Copy all the entries word for word, but omit the pictures.

# # # # # # #

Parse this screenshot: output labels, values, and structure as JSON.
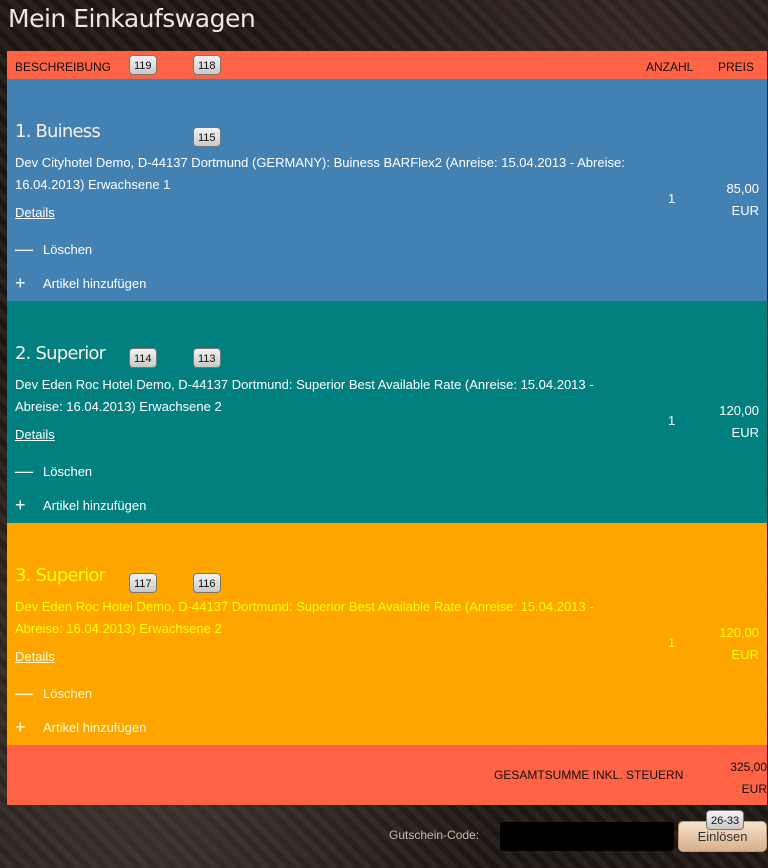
{
  "page": {
    "title": "Mein Einkaufswagen"
  },
  "cart": {
    "headers": {
      "description": "BESCHREIBUNG",
      "quantity": "ANZAHL",
      "price": "PREIS"
    },
    "header_badges": [
      "119",
      "118"
    ],
    "items": [
      {
        "title": "1. Buiness",
        "description": "Dev Cityhotel Demo, D-44137 Dortmund (GERMANY): Buiness BARFlex2 (Anreise: 15.04.2013 - Abreise: 16.04.2013) Erwachsene 1",
        "details_label": "Details",
        "delete_label": "Löschen",
        "add_label": "Artikel hinzufügen",
        "quantity": "1",
        "price_amount": "85,00",
        "price_currency": "EUR",
        "badges": [
          "115"
        ]
      },
      {
        "title": "2. Superior",
        "description": "Dev Eden Roc Hotel Demo, D-44137 Dortmund: Superior Best Available Rate (Anreise: 15.04.2013 - Abreise: 16.04.2013) Erwachsene 2",
        "details_label": "Details",
        "delete_label": "Löschen",
        "add_label": "Artikel hinzufügen",
        "quantity": "1",
        "price_amount": "120,00",
        "price_currency": "EUR",
        "badges": [
          "114",
          "113"
        ]
      },
      {
        "title": "3. Superior",
        "description": "Dev Eden Roc Hotel Demo, D-44137 Dortmund: Superior Best Available Rate (Anreise: 15.04.2013 - Abreise: 16.04.2013) Erwachsene 2",
        "details_label": "Details",
        "delete_label": "Löschen",
        "add_label": "Artikel hinzufügen",
        "quantity": "1",
        "price_amount": "120,00",
        "price_currency": "EUR",
        "badges": [
          "117",
          "116"
        ]
      }
    ],
    "total": {
      "label": "GESAMTSUMME INKL. STEUERN",
      "amount": "325,00",
      "currency": "EUR"
    }
  },
  "coupon": {
    "label": "Gutschein-Code:",
    "value": "",
    "button_label": "Einlösen",
    "button_badge": "26-33"
  },
  "colors": {
    "header_bg": "#fe6346",
    "item_1_bg": "#4481b3",
    "item_2_bg": "#027f7f",
    "item_3_bg": "#ffa500",
    "item_3_text": "#ffff00"
  },
  "icons": {
    "delete": "minus-icon",
    "add": "plus-icon"
  }
}
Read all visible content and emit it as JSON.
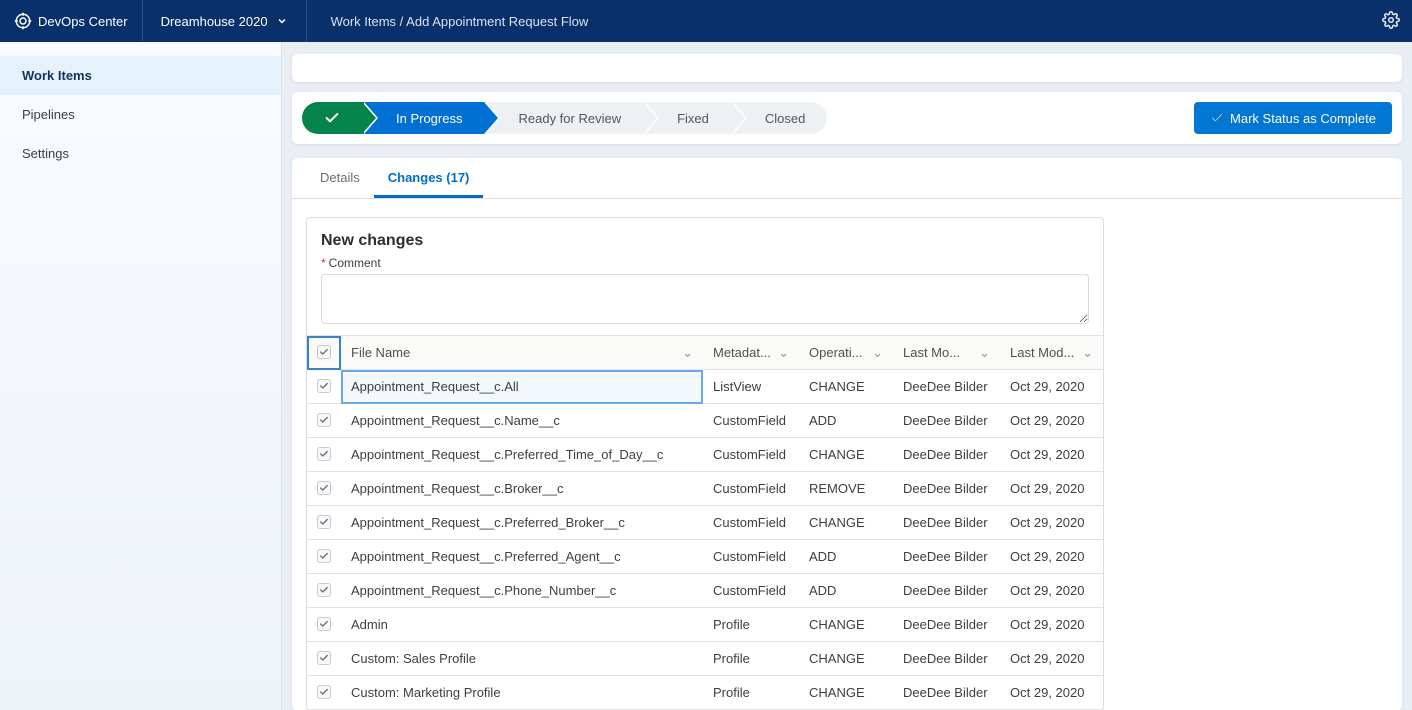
{
  "header": {
    "app_name": "DevOps Center",
    "project_name": "Dreamhouse 2020",
    "breadcrumb": "Work Items / Add Appointment Request Flow"
  },
  "sidebar": {
    "items": [
      {
        "label": "Work Items",
        "active": true
      },
      {
        "label": "Pipelines",
        "active": false
      },
      {
        "label": "Settings",
        "active": false
      }
    ]
  },
  "stages": {
    "items": [
      {
        "label": "",
        "state": "done"
      },
      {
        "label": "In Progress",
        "state": "current"
      },
      {
        "label": "Ready for Review",
        "state": "pending"
      },
      {
        "label": "Fixed",
        "state": "pending"
      },
      {
        "label": "Closed",
        "state": "pending"
      }
    ],
    "action_label": "Mark Status as Complete"
  },
  "tabs": {
    "details_label": "Details",
    "changes_label": "Changes (17)"
  },
  "panel": {
    "title": "New changes",
    "comment_label": "Comment"
  },
  "table": {
    "headers": {
      "file_name": "File Name",
      "metadata": "Metadat...",
      "operation": "Operati...",
      "last_mod_by": "Last Mo...",
      "last_mod_date": "Last Mod..."
    },
    "rows": [
      {
        "file": "Appointment_Request__c.All",
        "meta": "ListView",
        "op": "CHANGE",
        "by": "DeeDee Bilder",
        "date": "Oct 29, 2020",
        "sel": true
      },
      {
        "file": "Appointment_Request__c.Name__c",
        "meta": "CustomField",
        "op": "ADD",
        "by": "DeeDee Bilder",
        "date": "Oct 29, 2020"
      },
      {
        "file": "Appointment_Request__c.Preferred_Time_of_Day__c",
        "meta": "CustomField",
        "op": "CHANGE",
        "by": "DeeDee Bilder",
        "date": "Oct 29, 2020"
      },
      {
        "file": "Appointment_Request__c.Broker__c",
        "meta": "CustomField",
        "op": "REMOVE",
        "by": "DeeDee Bilder",
        "date": "Oct 29, 2020"
      },
      {
        "file": "Appointment_Request__c.Preferred_Broker__c",
        "meta": "CustomField",
        "op": "CHANGE",
        "by": "DeeDee Bilder",
        "date": "Oct 29, 2020"
      },
      {
        "file": "Appointment_Request__c.Preferred_Agent__c",
        "meta": "CustomField",
        "op": "ADD",
        "by": "DeeDee Bilder",
        "date": "Oct 29, 2020"
      },
      {
        "file": "Appointment_Request__c.Phone_Number__c",
        "meta": "CustomField",
        "op": "ADD",
        "by": "DeeDee Bilder",
        "date": "Oct 29, 2020"
      },
      {
        "file": "Admin",
        "meta": "Profile",
        "op": "CHANGE",
        "by": "DeeDee Bilder",
        "date": "Oct 29, 2020"
      },
      {
        "file": "Custom: Sales Profile",
        "meta": "Profile",
        "op": "CHANGE",
        "by": "DeeDee Bilder",
        "date": "Oct 29, 2020"
      },
      {
        "file": "Custom: Marketing Profile",
        "meta": "Profile",
        "op": "CHANGE",
        "by": "DeeDee Bilder",
        "date": "Oct 29, 2020"
      }
    ]
  }
}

# # # # # # #

TASK OUTPUT:
Parse this screenshot: output labels, values, and structure as JSON.
{
  "page": {
    "title": "Mein Einkaufswagen"
  },
  "cart": {
    "headers": {
      "description": "BESCHREIBUNG",
      "quantity": "ANZAHL",
      "price": "PREIS"
    },
    "header_badges": [
      "119",
      "118"
    ],
    "items": [
      {
        "title": "1. Buiness",
        "description": "Dev Cityhotel Demo, D-44137 Dortmund (GERMANY): Buiness BARFlex2 (Anreise: 15.04.2013 - Abreise: 16.04.2013) Erwachsene 1",
        "details_label": "Details",
        "delete_label": "Löschen",
        "add_label": "Artikel hinzufügen",
        "quantity": "1",
        "price_amount": "85,00",
        "price_currency": "EUR",
        "badges": [
          "115"
        ]
      },
      {
        "title": "2. Superior",
        "description": "Dev Eden Roc Hotel Demo, D-44137 Dortmund: Superior Best Available Rate (Anreise: 15.04.2013 - Abreise: 16.04.2013) Erwachsene 2",
        "details_label": "Details",
        "delete_label": "Löschen",
        "add_label": "Artikel hinzufügen",
        "quantity": "1",
        "price_amount": "120,00",
        "price_currency": "EUR",
        "badges": [
          "114",
          "113"
        ]
      },
      {
        "title": "3. Superior",
        "description": "Dev Eden Roc Hotel Demo, D-44137 Dortmund: Superior Best Available Rate (Anreise: 15.04.2013 - Abreise: 16.04.2013) Erwachsene 2",
        "details_label": "Details",
        "delete_label": "Löschen",
        "add_label": "Artikel hinzufügen",
        "quantity": "1",
        "price_amount": "120,00",
        "price_currency": "EUR",
        "badges": [
          "117",
          "116"
        ]
      }
    ],
    "total": {
      "label": "GESAMTSUMME INKL. STEUERN",
      "amount": "325,00",
      "currency": "EUR"
    }
  },
  "coupon": {
    "label": "Gutschein-Code:",
    "value": "",
    "button_label": "Einlösen",
    "button_badge": "26-33"
  },
  "colors": {
    "header_bg": "#fe6346",
    "item_1_bg": "#4481b3",
    "item_2_bg": "#027f7f",
    "item_3_bg": "#ffa500",
    "item_3_text": "#ffff00"
  },
  "icons": {
    "delete": "minus-icon",
    "add": "plus-icon"
  }
}
Read all visible content and emit it as JSON.
{
  "header": {
    "app_name": "DevOps Center",
    "project_name": "Dreamhouse 2020",
    "breadcrumb": "Work Items / Add Appointment Request Flow"
  },
  "sidebar": {
    "items": [
      {
        "label": "Work Items",
        "active": true
      },
      {
        "label": "Pipelines",
        "active": false
      },
      {
        "label": "Settings",
        "active": false
      }
    ]
  },
  "stages": {
    "items": [
      {
        "label": "",
        "state": "done"
      },
      {
        "label": "In Progress",
        "state": "current"
      },
      {
        "label": "Ready for Review",
        "state": "pending"
      },
      {
        "label": "Fixed",
        "state": "pending"
      },
      {
        "label": "Closed",
        "state": "pending"
      }
    ],
    "action_label": "Mark Status as Complete"
  },
  "tabs": {
    "details_label": "Details",
    "changes_label": "Changes (17)"
  },
  "panel": {
    "title": "New changes",
    "comment_label": "Comment"
  },
  "table": {
    "headers": {
      "file_name": "File Name",
      "metadata": "Metadat...",
      "operation": "Operati...",
      "last_mod_by": "Last Mo...",
      "last_mod_date": "Last Mod..."
    },
    "rows": [
      {
        "file": "Appointment_Request__c.All",
        "meta": "ListView",
        "op": "CHANGE",
        "by": "DeeDee Bilder",
        "date": "Oct 29, 2020",
        "sel": true
      },
      {
        "file": "Appointment_Request__c.Name__c",
        "meta": "CustomField",
        "op": "ADD",
        "by": "DeeDee Bilder",
        "date": "Oct 29, 2020"
      },
      {
        "file": "Appointment_Request__c.Preferred_Time_of_Day__c",
        "meta": "CustomField",
        "op": "CHANGE",
        "by": "DeeDee Bilder",
        "date": "Oct 29, 2020"
      },
      {
        "file": "Appointment_Request__c.Broker__c",
        "meta": "CustomField",
        "op": "REMOVE",
        "by": "DeeDee Bilder",
        "date": "Oct 29, 2020"
      },
      {
        "file": "Appointment_Request__c.Preferred_Broker__c",
        "meta": "CustomField",
        "op": "CHANGE",
        "by": "DeeDee Bilder",
        "date": "Oct 29, 2020"
      },
      {
        "file": "Appointment_Request__c.Preferred_Agent__c",
        "meta": "CustomField",
        "op": "ADD",
        "by": "DeeDee Bilder",
        "date": "Oct 29, 2020"
      },
      {
        "file": "Appointment_Request__c.Phone_Number__c",
        "meta": "CustomField",
        "op": "ADD",
        "by": "DeeDee Bilder",
        "date": "Oct 29, 2020"
      },
      {
        "file": "Admin",
        "meta": "Profile",
        "op": "CHANGE",
        "by": "DeeDee Bilder",
        "date": "Oct 29, 2020"
      },
      {
        "file": "Custom: Sales Profile",
        "meta": "Profile",
        "op": "CHANGE",
        "by": "DeeDee Bilder",
        "date": "Oct 29, 2020"
      },
      {
        "file": "Custom: Marketing Profile",
        "meta": "Profile",
        "op": "CHANGE",
        "by": "DeeDee Bilder",
        "date": "Oct 29, 2020"
      }
    ]
  }
}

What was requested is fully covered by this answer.